## RECORDS
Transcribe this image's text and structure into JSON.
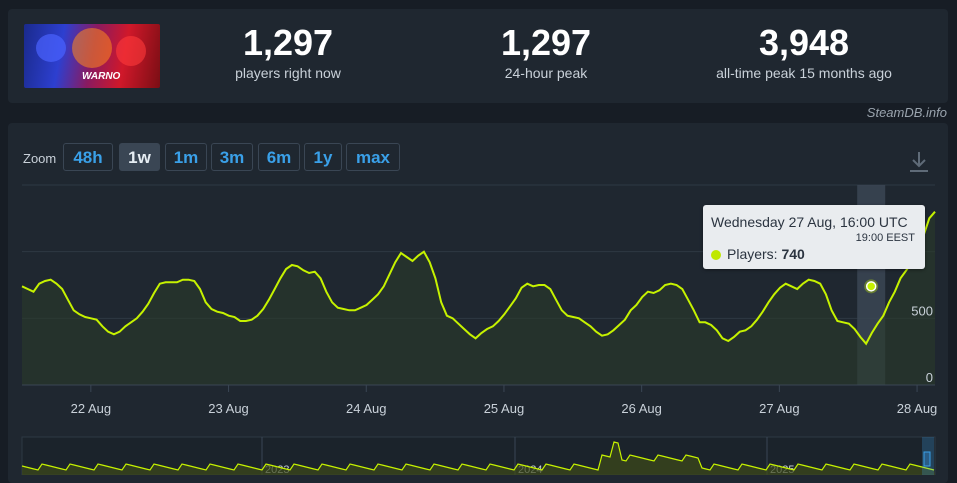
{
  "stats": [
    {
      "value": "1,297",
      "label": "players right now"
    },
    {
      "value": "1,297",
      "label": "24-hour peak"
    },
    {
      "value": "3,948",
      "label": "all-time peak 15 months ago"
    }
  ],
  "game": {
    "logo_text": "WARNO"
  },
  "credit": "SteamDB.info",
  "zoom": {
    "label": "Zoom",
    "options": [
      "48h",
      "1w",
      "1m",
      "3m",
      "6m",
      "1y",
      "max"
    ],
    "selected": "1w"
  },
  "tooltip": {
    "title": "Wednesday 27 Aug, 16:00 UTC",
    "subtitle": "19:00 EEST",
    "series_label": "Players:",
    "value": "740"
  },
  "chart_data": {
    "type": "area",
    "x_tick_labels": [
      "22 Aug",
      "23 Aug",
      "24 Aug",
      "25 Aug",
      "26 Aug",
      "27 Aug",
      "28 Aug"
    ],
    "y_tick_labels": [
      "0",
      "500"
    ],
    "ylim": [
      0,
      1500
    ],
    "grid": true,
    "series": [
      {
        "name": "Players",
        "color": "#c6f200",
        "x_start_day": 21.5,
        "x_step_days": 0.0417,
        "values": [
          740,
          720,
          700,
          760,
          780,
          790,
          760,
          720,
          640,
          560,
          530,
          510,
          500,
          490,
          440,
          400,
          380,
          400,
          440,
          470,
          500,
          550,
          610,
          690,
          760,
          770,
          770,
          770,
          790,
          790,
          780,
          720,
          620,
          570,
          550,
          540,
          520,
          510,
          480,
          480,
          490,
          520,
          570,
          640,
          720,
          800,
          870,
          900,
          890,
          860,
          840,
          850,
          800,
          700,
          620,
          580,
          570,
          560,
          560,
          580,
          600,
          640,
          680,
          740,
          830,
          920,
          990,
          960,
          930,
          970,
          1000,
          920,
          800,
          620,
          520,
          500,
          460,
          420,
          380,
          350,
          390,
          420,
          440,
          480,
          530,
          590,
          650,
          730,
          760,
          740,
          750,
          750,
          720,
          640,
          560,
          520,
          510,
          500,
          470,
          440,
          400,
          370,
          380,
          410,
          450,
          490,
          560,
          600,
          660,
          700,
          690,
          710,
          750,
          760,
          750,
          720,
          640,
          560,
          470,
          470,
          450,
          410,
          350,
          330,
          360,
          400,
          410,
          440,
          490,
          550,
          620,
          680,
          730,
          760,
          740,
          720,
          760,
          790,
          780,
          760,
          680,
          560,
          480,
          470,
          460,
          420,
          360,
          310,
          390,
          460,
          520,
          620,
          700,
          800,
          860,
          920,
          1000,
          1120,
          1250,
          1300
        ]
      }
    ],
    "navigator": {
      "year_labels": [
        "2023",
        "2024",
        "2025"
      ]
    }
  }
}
...
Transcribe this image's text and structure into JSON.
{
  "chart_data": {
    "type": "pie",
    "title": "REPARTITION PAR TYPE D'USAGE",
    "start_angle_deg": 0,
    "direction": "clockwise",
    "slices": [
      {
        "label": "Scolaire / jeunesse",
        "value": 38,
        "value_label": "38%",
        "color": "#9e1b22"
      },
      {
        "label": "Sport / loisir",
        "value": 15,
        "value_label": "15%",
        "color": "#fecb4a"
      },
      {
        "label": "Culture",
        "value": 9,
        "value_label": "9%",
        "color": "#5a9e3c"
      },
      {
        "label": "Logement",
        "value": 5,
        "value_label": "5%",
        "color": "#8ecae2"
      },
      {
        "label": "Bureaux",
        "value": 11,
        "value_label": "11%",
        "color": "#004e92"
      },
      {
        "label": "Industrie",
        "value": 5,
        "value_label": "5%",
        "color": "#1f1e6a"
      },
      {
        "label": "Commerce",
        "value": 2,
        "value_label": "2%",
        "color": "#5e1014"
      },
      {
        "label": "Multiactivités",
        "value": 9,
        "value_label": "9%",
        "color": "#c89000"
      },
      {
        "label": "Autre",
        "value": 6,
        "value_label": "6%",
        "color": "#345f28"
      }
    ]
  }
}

## SET TASK
From the entries above, extract every line where the word "peak" appears.

## ANSWER TO THIS PROBLEM
      "label": "24-hour peak"
      "label": "all-time peak 15 months ago"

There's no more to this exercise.